PROBLEM TO SOLVE: Return all lines where the word "orientation" can be found.

INFORMATION SUPPLIED:

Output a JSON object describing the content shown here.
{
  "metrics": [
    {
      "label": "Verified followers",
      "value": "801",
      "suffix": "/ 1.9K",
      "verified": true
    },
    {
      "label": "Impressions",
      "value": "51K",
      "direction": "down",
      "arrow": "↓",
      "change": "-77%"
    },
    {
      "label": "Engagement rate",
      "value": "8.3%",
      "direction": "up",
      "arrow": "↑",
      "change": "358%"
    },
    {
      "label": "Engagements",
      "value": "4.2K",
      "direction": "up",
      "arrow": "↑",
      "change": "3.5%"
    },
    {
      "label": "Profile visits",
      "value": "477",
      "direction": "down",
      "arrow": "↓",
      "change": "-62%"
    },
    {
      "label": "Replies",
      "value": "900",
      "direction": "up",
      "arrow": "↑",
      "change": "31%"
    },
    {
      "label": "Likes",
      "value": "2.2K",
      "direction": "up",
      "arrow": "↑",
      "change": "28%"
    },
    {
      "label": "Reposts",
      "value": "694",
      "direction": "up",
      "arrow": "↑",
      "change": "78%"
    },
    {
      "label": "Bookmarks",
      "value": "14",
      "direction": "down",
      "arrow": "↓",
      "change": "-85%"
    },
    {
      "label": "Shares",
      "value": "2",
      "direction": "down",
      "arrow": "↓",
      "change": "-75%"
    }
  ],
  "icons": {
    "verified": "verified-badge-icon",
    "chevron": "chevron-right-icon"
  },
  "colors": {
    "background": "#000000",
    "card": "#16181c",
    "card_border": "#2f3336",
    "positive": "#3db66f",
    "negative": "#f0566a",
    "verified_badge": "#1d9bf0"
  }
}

==

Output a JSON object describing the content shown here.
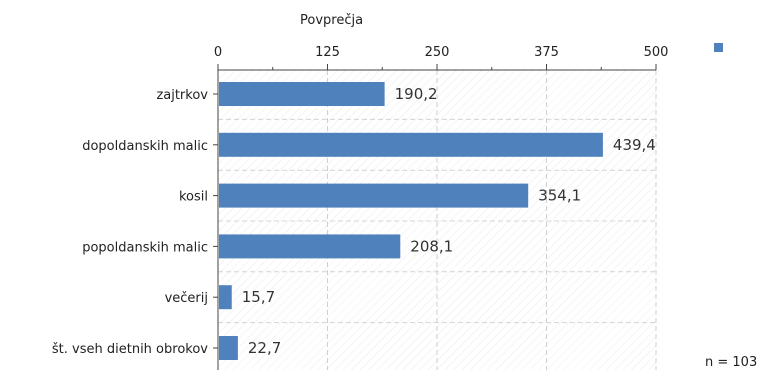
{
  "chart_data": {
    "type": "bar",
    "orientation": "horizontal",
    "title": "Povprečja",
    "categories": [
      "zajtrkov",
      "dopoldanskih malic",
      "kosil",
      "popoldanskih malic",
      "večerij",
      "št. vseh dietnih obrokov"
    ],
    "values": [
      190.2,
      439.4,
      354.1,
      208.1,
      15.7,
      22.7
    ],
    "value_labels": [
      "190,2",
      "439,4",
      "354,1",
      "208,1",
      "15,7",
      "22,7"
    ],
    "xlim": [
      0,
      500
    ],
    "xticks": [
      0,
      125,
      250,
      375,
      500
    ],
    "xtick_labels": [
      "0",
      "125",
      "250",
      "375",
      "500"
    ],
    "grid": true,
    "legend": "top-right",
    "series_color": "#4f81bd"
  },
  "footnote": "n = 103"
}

* * *

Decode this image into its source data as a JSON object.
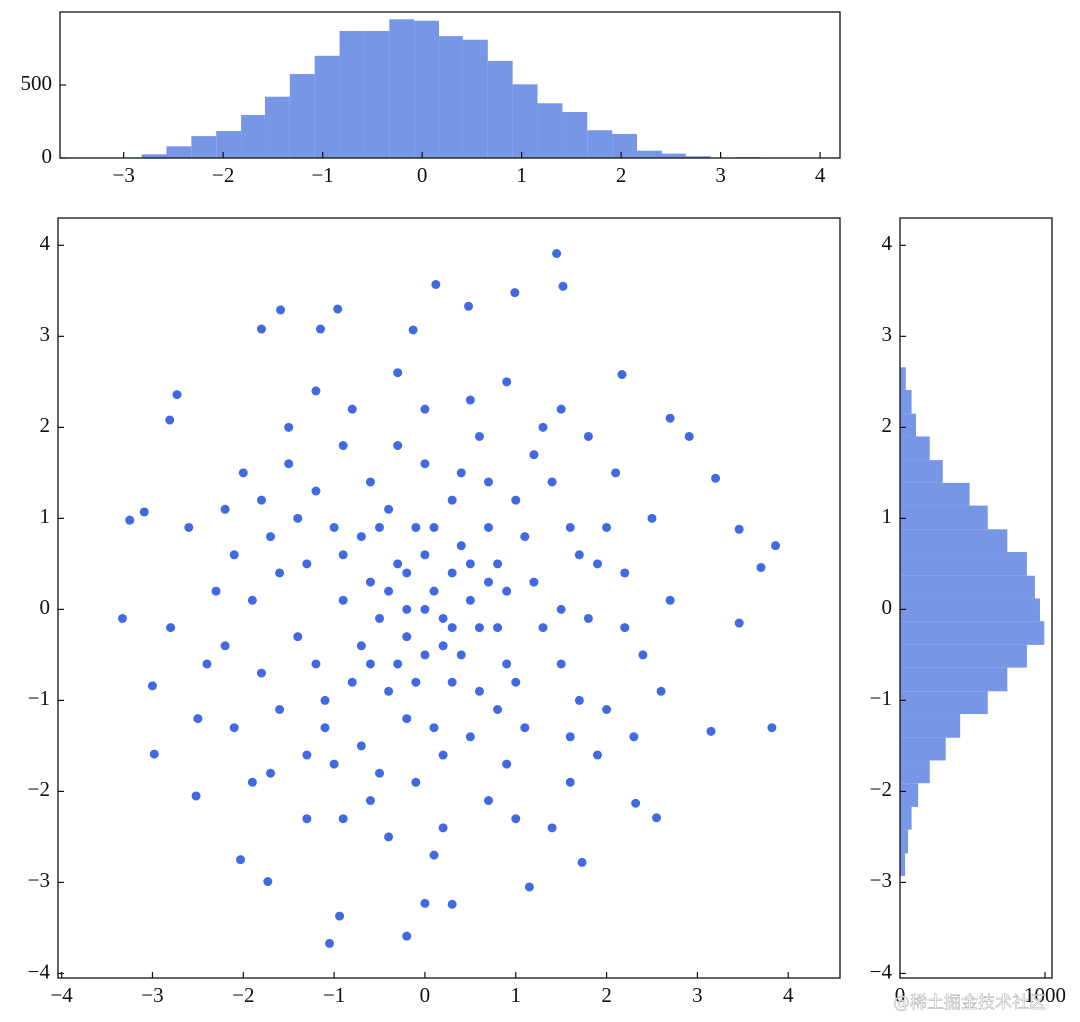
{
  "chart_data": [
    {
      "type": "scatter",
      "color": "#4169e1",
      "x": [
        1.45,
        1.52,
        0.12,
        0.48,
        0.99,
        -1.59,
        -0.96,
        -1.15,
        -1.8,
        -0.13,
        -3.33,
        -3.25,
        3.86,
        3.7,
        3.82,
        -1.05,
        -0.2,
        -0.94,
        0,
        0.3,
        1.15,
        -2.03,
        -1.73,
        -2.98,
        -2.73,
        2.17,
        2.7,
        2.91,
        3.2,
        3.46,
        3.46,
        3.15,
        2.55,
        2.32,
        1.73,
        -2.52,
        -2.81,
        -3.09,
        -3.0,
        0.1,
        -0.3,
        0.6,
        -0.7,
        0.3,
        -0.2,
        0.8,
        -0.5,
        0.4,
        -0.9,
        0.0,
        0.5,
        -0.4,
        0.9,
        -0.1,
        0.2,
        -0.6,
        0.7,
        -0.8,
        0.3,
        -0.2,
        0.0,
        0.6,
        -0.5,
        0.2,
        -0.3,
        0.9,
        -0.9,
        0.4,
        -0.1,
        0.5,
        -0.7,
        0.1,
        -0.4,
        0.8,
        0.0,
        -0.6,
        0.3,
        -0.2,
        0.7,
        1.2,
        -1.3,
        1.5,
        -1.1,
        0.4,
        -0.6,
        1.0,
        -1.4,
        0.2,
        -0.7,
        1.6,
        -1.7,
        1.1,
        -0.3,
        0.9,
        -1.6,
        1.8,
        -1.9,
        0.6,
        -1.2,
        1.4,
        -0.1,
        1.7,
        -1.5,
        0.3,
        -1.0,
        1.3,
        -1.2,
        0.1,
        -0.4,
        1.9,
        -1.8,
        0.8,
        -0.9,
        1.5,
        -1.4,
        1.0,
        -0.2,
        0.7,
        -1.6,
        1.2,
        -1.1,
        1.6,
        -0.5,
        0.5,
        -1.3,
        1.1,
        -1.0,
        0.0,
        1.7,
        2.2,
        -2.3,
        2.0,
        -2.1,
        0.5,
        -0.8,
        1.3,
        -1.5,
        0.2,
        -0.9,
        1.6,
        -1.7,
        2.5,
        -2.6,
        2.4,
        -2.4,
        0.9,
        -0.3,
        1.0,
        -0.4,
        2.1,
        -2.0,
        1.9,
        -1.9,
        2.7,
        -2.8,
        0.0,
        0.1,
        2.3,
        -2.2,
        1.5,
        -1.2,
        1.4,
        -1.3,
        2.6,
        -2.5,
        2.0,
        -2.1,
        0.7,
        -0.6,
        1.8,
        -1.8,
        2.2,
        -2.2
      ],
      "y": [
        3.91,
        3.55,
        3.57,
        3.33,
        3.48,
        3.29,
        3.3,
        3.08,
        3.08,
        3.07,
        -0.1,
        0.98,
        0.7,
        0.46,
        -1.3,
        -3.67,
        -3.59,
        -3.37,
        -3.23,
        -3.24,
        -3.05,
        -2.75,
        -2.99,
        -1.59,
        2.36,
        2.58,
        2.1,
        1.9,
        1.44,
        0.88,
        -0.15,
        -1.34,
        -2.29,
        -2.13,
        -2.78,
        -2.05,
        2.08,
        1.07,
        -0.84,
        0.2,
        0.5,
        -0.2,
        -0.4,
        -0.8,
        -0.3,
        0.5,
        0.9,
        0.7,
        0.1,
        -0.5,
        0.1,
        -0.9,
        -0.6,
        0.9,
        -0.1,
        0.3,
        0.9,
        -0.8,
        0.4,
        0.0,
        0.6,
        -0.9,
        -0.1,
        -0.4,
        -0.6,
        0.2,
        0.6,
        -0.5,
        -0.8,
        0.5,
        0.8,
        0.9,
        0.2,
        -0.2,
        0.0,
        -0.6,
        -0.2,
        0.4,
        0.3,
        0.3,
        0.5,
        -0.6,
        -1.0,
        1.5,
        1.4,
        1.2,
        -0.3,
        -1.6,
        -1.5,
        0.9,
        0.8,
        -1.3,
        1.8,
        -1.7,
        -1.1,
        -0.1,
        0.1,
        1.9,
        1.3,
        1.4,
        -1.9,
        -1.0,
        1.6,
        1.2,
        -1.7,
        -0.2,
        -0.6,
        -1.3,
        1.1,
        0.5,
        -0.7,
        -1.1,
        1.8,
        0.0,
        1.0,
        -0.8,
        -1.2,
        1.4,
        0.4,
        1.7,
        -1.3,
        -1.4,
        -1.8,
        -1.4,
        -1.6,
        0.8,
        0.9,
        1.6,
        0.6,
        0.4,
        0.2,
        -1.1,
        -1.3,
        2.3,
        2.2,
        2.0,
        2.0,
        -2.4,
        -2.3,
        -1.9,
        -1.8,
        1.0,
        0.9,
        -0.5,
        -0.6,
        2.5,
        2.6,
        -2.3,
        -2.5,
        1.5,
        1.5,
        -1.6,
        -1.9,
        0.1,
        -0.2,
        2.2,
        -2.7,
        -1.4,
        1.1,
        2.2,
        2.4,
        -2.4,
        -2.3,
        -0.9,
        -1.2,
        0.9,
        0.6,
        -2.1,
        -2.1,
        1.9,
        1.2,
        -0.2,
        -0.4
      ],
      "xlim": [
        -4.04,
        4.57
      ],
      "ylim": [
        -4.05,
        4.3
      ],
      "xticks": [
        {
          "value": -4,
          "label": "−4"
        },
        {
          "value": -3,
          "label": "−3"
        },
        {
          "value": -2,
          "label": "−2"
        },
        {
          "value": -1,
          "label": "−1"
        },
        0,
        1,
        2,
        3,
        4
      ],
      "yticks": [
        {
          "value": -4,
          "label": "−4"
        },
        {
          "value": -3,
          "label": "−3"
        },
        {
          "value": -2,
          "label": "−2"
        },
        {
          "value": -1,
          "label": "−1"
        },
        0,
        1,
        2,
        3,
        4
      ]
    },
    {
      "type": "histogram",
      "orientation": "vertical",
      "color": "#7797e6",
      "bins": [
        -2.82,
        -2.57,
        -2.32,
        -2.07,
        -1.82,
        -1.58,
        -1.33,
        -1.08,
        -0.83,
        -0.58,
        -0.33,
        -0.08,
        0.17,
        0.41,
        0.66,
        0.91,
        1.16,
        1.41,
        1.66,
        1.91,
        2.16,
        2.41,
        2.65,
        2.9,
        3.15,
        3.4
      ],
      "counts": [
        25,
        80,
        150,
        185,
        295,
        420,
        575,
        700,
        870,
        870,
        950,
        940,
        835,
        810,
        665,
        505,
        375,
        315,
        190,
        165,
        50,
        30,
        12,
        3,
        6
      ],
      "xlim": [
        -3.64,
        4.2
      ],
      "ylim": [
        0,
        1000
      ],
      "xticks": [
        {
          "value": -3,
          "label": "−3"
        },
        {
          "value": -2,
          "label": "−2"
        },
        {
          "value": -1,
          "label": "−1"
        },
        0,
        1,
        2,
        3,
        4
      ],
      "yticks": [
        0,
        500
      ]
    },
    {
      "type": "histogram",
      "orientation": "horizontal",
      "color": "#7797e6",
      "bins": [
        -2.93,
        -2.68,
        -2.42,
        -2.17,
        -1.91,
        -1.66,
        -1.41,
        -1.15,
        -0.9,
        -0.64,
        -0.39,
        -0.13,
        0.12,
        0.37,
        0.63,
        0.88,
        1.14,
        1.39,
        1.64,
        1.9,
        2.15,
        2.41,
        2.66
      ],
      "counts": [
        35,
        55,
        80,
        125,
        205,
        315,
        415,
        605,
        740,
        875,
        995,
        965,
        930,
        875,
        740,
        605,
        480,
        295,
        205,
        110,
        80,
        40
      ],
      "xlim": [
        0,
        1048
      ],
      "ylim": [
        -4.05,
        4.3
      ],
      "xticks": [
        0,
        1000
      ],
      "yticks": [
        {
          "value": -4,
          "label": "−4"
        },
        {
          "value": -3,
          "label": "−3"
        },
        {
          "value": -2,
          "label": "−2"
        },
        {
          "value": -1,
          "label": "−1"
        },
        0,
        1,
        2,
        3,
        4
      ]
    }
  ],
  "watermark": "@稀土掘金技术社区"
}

CORRECT RESULT:
    "orientation": "horizontal",
      "orientation": "vertical",
      "orientation": "horizontal",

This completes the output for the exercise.